## Stated exercise
Here are some records; return them all exactly.

## Material provided
#####

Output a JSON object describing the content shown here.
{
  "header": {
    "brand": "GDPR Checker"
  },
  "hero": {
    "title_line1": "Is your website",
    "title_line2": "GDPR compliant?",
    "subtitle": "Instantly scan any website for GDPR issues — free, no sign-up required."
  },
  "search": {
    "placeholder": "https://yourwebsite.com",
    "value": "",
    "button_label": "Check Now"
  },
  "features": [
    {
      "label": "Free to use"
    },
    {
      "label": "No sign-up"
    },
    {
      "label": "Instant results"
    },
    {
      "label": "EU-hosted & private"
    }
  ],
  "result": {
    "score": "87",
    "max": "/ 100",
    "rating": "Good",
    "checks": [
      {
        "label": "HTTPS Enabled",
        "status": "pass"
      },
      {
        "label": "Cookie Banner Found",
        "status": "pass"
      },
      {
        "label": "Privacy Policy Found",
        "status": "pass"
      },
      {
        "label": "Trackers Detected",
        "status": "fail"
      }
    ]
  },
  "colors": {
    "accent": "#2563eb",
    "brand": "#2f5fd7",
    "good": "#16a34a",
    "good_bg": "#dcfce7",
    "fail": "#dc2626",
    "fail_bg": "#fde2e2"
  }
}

#####

## Solution below
Output a JSON object describing the content shown here.
{
  "header": {
    "brand": "GDPR Checker"
  },
  "hero": {
    "title_line1": "Is your website",
    "title_line2": "GDPR compliant?",
    "subtitle": "Instantly scan any website for GDPR issues — free, no sign-up required."
  },
  "search": {
    "placeholder": "https://yourwebsite.com",
    "value": "",
    "button_label": "Check Now"
  },
  "features": [
    {
      "label": "Free to use"
    },
    {
      "label": "No sign-up"
    },
    {
      "label": "Instant results"
    },
    {
      "label": "EU-hosted & private"
    }
  ],
  "result": {
    "score": "87",
    "max": "/ 100",
    "rating": "Good",
    "checks": [
      {
        "label": "HTTPS Enabled",
        "status": "pass"
      },
      {
        "label": "Cookie Banner Found",
        "status": "pass"
      },
      {
        "label": "Privacy Policy Found",
        "status": "pass"
      },
      {
        "label": "Trackers Detected",
        "status": "fail"
      }
    ]
  },
  "colors": {
    "accent": "#2563eb",
    "brand": "#2f5fd7",
    "good": "#16a34a",
    "good_bg": "#dcfce7",
    "fail": "#dc2626",
    "fail_bg": "#fde2e2"
  }
}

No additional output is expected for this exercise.